## The records

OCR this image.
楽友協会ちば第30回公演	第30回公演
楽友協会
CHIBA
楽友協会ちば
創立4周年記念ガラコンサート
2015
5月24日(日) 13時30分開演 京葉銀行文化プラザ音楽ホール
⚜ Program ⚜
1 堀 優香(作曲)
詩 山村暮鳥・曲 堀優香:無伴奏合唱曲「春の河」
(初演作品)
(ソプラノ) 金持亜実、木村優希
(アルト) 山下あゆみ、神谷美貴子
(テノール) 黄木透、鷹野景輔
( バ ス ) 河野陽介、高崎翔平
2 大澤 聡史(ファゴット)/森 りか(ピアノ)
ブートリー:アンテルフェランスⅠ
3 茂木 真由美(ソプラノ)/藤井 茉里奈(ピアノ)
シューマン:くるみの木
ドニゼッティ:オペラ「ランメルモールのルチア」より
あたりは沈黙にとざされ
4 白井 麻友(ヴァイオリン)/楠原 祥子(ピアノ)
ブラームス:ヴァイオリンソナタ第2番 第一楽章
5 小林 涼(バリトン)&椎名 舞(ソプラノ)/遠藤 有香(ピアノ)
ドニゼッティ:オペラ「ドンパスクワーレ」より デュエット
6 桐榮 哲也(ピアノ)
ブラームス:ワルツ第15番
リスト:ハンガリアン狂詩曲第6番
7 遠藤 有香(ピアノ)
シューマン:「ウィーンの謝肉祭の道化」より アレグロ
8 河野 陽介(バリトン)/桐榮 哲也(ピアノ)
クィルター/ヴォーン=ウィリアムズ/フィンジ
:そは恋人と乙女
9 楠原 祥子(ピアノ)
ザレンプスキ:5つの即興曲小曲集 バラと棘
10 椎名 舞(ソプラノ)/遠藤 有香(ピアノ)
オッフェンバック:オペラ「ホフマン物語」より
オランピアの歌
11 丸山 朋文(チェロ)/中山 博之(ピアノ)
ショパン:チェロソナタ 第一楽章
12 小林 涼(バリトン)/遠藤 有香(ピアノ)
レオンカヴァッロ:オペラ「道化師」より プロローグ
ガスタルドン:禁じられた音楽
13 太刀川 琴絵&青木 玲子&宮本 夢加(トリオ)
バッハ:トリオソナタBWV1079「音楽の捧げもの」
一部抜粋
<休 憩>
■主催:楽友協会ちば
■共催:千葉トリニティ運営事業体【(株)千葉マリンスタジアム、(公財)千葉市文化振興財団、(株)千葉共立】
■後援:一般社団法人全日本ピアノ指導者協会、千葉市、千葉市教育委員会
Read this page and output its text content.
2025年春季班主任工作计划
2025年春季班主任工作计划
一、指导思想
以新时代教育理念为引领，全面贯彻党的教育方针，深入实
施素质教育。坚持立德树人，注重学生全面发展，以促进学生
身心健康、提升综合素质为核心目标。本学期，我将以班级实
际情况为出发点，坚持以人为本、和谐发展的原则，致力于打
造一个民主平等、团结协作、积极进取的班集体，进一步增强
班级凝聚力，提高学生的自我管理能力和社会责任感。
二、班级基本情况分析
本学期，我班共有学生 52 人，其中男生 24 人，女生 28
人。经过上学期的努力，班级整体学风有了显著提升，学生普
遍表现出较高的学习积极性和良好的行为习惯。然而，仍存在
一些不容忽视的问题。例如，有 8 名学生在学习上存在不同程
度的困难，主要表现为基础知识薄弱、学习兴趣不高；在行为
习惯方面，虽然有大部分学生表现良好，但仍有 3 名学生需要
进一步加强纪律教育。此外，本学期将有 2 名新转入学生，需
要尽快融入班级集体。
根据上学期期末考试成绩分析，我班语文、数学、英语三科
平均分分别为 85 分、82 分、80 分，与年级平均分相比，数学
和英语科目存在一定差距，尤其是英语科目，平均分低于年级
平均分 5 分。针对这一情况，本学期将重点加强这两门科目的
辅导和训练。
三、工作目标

## Stated goal
Write out all the records above again, exactly as they stand.

## Answer to this exercise
OCR this image.
楽友協会ちば第30回公演	第30回公演
楽友協会
CHIBA
楽友協会ちば
創立4周年記念ガラコンサート
2015
5月24日(日) 13時30分開演 京葉銀行文化プラザ音楽ホール
⚜ Program ⚜
1 堀 優香(作曲)
詩 山村暮鳥・曲 堀優香:無伴奏合唱曲「春の河」
(初演作品)
(ソプラノ) 金持亜実、木村優希
(アルト) 山下あゆみ、神谷美貴子
(テノール) 黄木透、鷹野景輔
( バ ス ) 河野陽介、高崎翔平
2 大澤 聡史(ファゴット)/森 りか(ピアノ)
ブートリー:アンテルフェランスⅠ
3 茂木 真由美(ソプラノ)/藤井 茉里奈(ピアノ)
シューマン:くるみの木
ドニゼッティ:オペラ「ランメルモールのルチア」より
あたりは沈黙にとざされ
4 白井 麻友(ヴァイオリン)/楠原 祥子(ピアノ)
ブラームス:ヴァイオリンソナタ第2番 第一楽章
5 小林 涼(バリトン)&椎名 舞(ソプラノ)/遠藤 有香(ピアノ)
ドニゼッティ:オペラ「ドンパスクワーレ」より デュエット
6 桐榮 哲也(ピアノ)
ブラームス:ワルツ第15番
リスト:ハンガリアン狂詩曲第6番
7 遠藤 有香(ピアノ)
シューマン:「ウィーンの謝肉祭の道化」より アレグロ
8 河野 陽介(バリトン)/桐榮 哲也(ピアノ)
クィルター/ヴォーン=ウィリアムズ/フィンジ
:そは恋人と乙女
9 楠原 祥子(ピアノ)
ザレンプスキ:5つの即興曲小曲集 バラと棘
10 椎名 舞(ソプラノ)/遠藤 有香(ピアノ)
オッフェンバック:オペラ「ホフマン物語」より
オランピアの歌
11 丸山 朋文(チェロ)/中山 博之(ピアノ)
ショパン:チェロソナタ 第一楽章
12 小林 涼(バリトン)/遠藤 有香(ピアノ)
レオンカヴァッロ:オペラ「道化師」より プロローグ
ガスタルドン:禁じられた音楽
13 太刀川 琴絵&青木 玲子&宮本 夢加(トリオ)
バッハ:トリオソナタBWV1079「音楽の捧げもの」
一部抜粋
<休 憩>
■主催:楽友協会ちば
■共催:千葉トリニティ運営事業体【(株)千葉マリンスタジアム、(公財)千葉市文化振興財団、(株)千葉共立】
■後援:一般社団法人全日本ピアノ指導者協会、千葉市、千葉市教育委員会
Read this page and output its text content.
2025年春季班主任工作计划
2025年春季班主任工作计划
一、指导思想
以新时代教育理念为引领，全面贯彻党的教育方针，深入实
施素质教育。坚持立德树人，注重学生全面发展，以促进学生
身心健康、提升综合素质为核心目标。本学期，我将以班级实
际情况为出发点，坚持以人为本、和谐发展的原则，致力于打
造一个民主平等、团结协作、积极进取的班集体，进一步增强
班级凝聚力，提高学生的自我管理能力和社会责任感。
二、班级基本情况分析
本学期，我班共有学生 52 人，其中男生 24 人，女生 28
人。经过上学期的努力，班级整体学风有了显著提升，学生普
遍表现出较高的学习积极性和良好的行为习惯。然而，仍存在
一些不容忽视的问题。例如，有 8 名学生在学习上存在不同程
度的困难，主要表现为基础知识薄弱、学习兴趣不高；在行为
习惯方面，虽然有大部分学生表现良好，但仍有 3 名学生需要
进一步加强纪律教育。此外，本学期将有 2 名新转入学生，需
要尽快融入班级集体。
根据上学期期末考试成绩分析，我班语文、数学、英语三科
平均分分别为 85 分、82 分、80 分，与年级平均分相比，数学
和英语科目存在一定差距，尤其是英语科目，平均分低于年级
平均分 5 分。针对这一情况，本学期将重点加强这两门科目的
辅导和训练。
三、工作目标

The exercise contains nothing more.